▶ [Dataset content]:
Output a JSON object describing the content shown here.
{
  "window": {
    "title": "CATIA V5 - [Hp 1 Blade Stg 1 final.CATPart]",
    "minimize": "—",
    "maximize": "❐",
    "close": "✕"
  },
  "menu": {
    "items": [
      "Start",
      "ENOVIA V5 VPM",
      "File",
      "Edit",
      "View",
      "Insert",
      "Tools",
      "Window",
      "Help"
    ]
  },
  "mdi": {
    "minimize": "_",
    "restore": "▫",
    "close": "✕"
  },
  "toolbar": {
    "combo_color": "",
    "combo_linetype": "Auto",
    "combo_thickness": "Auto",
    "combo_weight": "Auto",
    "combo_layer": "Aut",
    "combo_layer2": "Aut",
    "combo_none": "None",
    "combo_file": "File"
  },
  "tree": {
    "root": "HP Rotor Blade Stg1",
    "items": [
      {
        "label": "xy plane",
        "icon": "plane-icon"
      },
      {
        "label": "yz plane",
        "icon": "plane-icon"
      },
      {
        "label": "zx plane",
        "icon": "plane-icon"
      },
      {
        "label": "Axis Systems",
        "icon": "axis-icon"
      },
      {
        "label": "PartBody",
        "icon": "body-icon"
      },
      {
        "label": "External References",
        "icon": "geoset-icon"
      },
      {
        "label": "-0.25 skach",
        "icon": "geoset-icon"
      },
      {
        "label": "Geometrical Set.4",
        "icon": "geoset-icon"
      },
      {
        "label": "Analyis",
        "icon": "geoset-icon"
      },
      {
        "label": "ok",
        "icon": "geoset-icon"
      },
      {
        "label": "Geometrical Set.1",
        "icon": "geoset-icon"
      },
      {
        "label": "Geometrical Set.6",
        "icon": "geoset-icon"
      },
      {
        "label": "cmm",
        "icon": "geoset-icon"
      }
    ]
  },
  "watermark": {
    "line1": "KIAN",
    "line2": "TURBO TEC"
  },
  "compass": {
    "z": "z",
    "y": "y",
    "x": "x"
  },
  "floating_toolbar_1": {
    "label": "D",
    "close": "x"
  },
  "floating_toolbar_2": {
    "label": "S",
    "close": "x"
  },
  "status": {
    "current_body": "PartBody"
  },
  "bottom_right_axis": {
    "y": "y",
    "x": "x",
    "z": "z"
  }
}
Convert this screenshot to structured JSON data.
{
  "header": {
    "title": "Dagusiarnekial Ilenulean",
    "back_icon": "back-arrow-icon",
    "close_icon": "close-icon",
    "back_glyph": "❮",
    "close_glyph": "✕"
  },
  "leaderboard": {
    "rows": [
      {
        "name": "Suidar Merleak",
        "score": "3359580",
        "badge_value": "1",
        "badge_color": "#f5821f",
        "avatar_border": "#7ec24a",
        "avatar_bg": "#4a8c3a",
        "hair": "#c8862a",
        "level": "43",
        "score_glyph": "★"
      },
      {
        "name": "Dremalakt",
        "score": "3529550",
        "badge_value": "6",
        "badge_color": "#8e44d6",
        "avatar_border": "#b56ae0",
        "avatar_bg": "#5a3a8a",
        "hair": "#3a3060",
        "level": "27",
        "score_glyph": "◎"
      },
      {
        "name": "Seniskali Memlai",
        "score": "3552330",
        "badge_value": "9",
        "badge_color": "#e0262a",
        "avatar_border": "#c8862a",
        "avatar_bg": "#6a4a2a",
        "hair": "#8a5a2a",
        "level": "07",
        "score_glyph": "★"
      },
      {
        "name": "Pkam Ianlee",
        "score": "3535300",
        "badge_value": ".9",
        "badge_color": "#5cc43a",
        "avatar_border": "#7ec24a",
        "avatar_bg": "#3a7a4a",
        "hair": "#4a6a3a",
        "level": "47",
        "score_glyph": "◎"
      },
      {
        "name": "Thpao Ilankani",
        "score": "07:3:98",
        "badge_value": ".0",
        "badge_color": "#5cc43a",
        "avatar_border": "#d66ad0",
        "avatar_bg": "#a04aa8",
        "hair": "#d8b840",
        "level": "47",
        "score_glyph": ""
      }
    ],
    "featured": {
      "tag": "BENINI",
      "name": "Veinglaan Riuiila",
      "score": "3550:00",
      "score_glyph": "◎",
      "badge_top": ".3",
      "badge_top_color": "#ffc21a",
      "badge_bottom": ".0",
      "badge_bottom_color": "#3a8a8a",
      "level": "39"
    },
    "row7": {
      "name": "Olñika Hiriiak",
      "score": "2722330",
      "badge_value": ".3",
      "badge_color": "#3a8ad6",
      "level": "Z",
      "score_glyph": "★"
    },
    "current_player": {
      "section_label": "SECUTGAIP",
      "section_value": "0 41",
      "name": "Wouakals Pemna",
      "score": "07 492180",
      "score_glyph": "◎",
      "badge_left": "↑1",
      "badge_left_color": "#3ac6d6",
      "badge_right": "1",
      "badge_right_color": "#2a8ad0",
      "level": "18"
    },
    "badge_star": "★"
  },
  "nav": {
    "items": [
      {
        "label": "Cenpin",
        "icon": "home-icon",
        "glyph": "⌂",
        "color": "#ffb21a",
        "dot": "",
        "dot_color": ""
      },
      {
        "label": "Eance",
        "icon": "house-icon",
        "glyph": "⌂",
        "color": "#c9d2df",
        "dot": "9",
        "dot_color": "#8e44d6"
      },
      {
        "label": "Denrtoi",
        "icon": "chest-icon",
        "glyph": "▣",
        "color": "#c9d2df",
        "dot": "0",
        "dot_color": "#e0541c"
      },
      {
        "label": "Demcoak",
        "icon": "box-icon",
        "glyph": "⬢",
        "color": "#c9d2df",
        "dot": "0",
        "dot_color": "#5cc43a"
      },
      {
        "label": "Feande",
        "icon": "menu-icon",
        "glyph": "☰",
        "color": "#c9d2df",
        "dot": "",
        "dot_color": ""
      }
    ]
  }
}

▶ [Aim]:
From the listing above, copy every line that includes the word "hair".

▶ [Correct response]:
        "hair": "#c8862a",
        "hair": "#3a3060",
        "hair": "#8a5a2a",
        "hair": "#4a6a3a",
        "hair": "#d8b840",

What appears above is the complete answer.